> [Dataset extract]
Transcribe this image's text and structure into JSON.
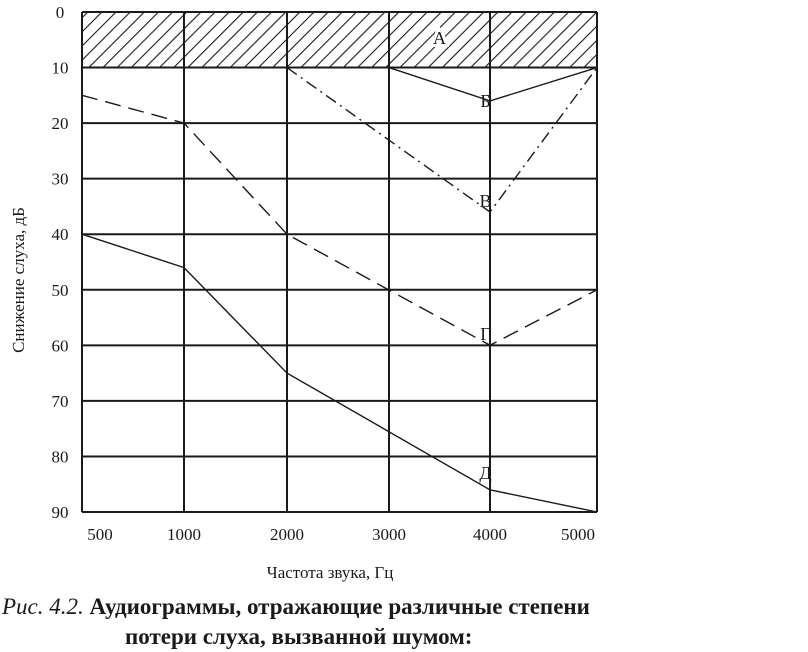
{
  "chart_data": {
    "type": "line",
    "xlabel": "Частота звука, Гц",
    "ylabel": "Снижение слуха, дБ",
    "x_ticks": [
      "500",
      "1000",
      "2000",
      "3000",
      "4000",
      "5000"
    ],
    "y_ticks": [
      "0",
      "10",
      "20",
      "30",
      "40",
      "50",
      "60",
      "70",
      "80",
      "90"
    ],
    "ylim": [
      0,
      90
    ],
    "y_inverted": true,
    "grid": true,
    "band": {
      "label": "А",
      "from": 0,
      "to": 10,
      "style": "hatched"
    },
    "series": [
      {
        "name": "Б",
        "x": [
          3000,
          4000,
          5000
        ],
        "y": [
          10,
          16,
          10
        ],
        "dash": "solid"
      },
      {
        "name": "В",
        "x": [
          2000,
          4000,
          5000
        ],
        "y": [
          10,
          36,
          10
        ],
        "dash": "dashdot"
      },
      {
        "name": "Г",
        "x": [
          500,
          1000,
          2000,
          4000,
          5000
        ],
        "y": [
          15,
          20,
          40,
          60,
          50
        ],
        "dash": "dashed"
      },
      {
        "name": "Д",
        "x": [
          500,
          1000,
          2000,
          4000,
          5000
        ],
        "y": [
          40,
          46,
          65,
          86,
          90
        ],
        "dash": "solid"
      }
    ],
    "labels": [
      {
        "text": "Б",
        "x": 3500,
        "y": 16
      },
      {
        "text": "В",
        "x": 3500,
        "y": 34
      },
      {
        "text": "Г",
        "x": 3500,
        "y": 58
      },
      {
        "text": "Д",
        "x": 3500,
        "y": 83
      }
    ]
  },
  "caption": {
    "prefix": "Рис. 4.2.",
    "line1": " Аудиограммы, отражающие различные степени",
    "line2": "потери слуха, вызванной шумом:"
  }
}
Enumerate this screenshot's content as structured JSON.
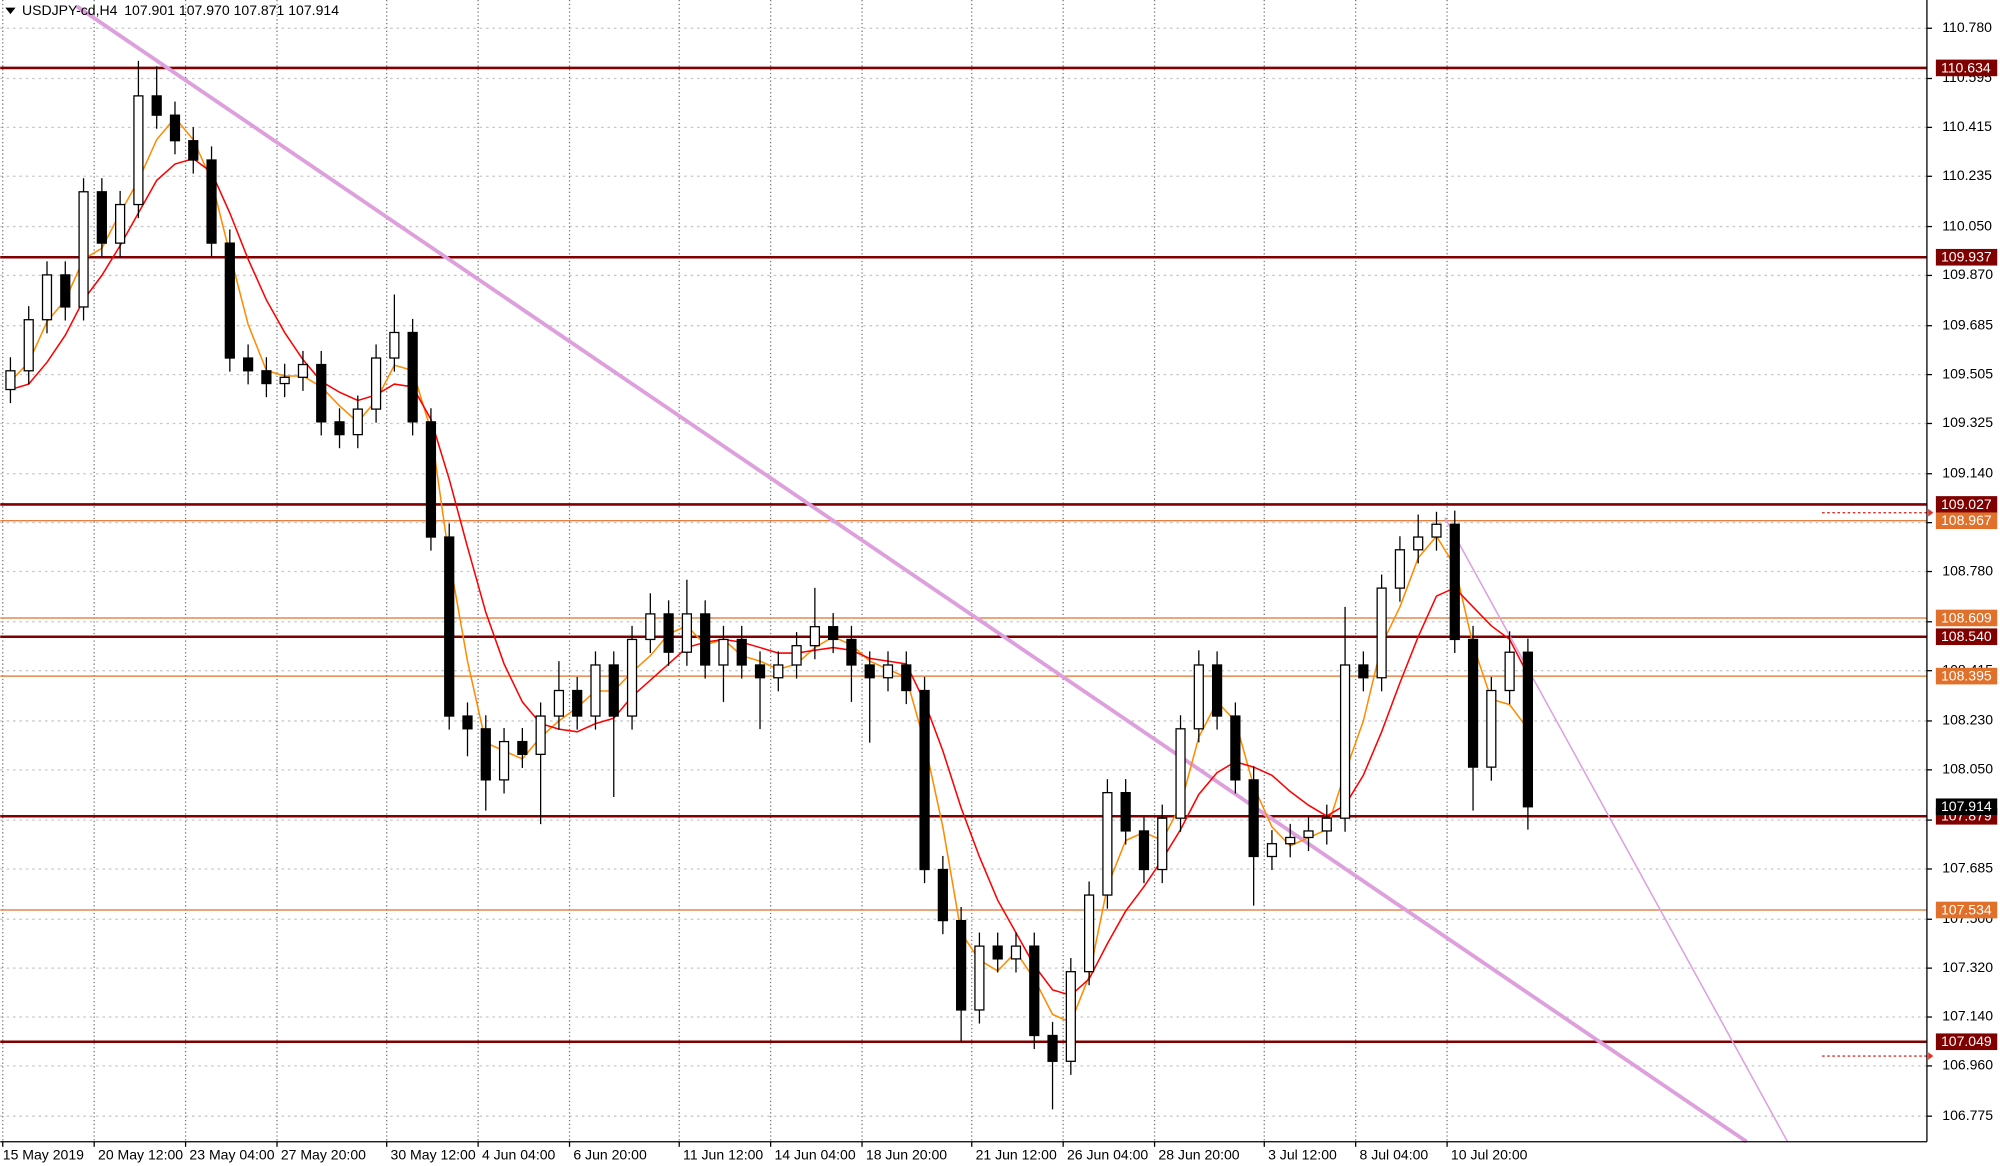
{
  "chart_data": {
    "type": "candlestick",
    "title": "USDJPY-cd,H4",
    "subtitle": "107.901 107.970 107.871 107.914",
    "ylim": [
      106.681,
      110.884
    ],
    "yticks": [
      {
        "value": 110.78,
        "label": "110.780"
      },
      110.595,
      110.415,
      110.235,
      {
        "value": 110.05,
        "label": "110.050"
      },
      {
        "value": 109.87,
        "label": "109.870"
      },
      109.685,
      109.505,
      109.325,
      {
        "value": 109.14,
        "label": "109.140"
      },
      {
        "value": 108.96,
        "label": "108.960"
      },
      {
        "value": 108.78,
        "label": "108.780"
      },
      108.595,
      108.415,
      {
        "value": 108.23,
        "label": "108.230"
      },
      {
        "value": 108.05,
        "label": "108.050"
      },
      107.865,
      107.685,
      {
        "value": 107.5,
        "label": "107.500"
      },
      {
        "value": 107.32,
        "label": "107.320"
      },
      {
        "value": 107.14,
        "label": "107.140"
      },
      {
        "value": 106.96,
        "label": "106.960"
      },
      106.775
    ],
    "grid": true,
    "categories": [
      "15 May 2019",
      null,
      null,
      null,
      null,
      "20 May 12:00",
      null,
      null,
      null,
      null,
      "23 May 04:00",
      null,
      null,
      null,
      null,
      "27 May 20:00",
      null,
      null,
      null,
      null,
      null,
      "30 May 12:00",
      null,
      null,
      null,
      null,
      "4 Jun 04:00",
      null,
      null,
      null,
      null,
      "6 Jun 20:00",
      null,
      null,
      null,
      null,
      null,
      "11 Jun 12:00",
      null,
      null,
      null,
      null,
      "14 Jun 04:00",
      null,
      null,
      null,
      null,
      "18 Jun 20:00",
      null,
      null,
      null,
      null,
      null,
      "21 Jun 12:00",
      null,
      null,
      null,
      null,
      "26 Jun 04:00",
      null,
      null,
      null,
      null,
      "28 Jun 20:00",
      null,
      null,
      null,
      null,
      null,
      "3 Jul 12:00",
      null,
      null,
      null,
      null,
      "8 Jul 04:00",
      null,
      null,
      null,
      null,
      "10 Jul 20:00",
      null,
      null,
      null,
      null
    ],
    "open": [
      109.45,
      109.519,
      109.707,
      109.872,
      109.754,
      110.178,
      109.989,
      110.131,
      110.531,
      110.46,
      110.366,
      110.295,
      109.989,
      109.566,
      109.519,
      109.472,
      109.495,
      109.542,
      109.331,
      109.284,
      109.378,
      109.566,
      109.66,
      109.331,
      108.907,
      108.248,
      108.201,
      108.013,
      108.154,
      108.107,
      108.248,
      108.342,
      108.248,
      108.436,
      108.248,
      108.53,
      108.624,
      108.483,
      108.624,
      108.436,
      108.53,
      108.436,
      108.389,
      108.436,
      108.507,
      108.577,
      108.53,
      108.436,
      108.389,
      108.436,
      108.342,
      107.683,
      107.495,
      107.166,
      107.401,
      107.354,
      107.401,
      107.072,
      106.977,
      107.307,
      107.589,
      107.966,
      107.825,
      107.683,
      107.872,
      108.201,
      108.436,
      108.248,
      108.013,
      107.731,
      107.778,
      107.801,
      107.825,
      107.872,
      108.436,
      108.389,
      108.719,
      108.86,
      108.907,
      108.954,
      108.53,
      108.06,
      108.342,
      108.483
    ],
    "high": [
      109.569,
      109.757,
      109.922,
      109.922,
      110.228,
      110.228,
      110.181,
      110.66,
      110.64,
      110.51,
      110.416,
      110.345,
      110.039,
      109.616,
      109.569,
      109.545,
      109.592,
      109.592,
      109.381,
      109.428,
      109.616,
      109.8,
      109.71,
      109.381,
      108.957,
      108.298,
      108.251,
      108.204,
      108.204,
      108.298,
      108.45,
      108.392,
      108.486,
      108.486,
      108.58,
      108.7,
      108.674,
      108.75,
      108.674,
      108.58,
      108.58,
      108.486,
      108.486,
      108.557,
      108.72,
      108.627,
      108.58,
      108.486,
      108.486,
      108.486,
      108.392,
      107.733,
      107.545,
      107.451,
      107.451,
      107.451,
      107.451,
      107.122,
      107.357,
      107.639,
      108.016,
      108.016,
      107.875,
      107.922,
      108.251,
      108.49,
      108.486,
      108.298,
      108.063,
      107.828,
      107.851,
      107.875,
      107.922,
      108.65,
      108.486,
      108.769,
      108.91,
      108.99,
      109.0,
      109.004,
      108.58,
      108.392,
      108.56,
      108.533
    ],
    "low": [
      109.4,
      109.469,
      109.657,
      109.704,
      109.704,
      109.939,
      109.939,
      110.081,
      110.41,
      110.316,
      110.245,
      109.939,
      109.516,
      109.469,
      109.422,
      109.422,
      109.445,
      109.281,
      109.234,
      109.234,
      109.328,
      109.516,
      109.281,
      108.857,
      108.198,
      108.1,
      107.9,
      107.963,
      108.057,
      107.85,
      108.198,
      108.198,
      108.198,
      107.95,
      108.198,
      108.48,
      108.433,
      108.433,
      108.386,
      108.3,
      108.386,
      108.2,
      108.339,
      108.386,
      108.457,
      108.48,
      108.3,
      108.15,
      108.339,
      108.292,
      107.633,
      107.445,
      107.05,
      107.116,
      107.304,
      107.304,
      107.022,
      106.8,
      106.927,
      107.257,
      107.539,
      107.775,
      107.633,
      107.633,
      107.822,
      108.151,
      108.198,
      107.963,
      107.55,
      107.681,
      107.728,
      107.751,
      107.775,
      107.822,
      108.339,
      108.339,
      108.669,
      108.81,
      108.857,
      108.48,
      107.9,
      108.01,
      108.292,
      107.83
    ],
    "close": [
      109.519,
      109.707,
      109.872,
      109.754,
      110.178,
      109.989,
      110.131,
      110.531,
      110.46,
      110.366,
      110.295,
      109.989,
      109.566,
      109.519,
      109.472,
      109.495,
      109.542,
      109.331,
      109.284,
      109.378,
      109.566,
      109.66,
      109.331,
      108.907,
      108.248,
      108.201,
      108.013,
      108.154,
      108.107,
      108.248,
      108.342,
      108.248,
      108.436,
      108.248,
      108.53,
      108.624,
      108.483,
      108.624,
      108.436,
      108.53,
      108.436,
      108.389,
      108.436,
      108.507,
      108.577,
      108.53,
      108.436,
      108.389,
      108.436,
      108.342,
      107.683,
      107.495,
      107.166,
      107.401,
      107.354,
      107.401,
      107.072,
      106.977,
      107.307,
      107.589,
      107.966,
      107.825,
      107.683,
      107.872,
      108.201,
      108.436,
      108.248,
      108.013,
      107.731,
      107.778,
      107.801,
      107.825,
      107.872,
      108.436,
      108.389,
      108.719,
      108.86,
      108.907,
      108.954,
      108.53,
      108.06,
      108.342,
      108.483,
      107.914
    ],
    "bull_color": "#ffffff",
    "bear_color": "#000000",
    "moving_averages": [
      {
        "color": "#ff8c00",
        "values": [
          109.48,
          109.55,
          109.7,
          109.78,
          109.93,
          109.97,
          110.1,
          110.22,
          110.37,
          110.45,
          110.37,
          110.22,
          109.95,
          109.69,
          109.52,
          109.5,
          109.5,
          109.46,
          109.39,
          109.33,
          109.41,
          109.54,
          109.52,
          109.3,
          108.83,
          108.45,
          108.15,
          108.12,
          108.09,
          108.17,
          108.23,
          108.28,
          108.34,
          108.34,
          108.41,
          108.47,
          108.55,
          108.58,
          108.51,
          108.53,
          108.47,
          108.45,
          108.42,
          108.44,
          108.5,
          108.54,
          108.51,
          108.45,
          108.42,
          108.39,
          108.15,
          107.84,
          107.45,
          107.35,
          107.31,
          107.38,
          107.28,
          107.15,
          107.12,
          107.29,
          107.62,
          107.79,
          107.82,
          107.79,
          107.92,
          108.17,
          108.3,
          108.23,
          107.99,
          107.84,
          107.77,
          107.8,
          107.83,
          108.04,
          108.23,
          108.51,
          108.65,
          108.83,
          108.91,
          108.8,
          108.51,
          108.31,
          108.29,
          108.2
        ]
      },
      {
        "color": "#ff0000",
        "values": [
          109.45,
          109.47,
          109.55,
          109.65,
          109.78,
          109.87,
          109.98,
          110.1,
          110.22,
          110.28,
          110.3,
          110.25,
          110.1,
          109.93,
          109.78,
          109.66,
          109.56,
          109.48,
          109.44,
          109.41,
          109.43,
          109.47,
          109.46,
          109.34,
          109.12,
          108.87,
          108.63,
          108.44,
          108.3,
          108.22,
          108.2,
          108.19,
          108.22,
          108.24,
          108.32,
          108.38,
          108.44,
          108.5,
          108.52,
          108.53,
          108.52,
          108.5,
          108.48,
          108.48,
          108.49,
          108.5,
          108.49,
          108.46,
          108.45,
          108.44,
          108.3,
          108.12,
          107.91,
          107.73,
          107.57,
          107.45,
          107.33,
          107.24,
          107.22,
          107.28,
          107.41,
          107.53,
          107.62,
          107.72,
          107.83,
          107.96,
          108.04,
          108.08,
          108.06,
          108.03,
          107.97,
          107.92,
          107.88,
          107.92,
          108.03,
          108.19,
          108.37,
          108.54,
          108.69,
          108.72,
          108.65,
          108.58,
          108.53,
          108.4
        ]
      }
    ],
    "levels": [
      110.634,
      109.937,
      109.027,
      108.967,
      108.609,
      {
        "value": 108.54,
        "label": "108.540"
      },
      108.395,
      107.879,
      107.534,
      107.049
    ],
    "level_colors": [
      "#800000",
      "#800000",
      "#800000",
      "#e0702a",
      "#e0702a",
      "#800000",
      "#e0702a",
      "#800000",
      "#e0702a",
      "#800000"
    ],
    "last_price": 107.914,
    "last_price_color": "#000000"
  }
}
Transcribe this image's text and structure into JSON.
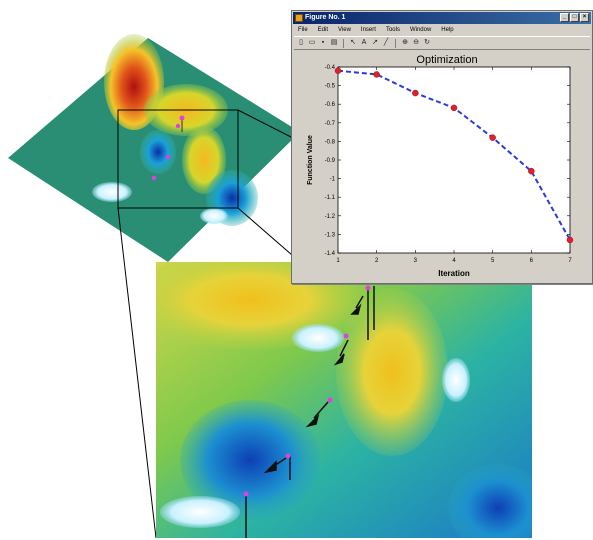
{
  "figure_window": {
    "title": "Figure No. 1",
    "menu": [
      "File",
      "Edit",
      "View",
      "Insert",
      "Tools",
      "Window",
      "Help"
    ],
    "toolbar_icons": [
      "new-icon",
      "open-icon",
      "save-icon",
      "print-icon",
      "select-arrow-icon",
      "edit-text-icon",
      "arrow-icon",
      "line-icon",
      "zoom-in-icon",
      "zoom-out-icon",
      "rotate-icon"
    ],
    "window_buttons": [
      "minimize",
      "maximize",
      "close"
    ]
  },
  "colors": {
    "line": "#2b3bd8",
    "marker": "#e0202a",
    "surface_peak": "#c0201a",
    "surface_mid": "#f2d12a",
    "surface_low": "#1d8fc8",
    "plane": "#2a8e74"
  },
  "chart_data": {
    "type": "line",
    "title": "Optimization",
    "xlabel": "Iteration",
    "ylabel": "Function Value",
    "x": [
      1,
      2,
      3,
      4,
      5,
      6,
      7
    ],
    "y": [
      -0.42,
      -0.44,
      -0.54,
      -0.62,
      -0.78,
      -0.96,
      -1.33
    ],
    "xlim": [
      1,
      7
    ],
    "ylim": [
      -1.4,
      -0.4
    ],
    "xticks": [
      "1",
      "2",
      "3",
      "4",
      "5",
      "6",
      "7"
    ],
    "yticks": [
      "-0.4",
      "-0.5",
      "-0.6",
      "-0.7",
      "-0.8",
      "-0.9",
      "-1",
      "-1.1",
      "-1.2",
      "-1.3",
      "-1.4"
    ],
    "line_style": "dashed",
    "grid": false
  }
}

> [Objective] Which lines hold the word "ylabel"? Show each one.

> [Exercise answer]
    "ylabel": "Снижение слуха, дБ",
    "ylabel": "Function Value",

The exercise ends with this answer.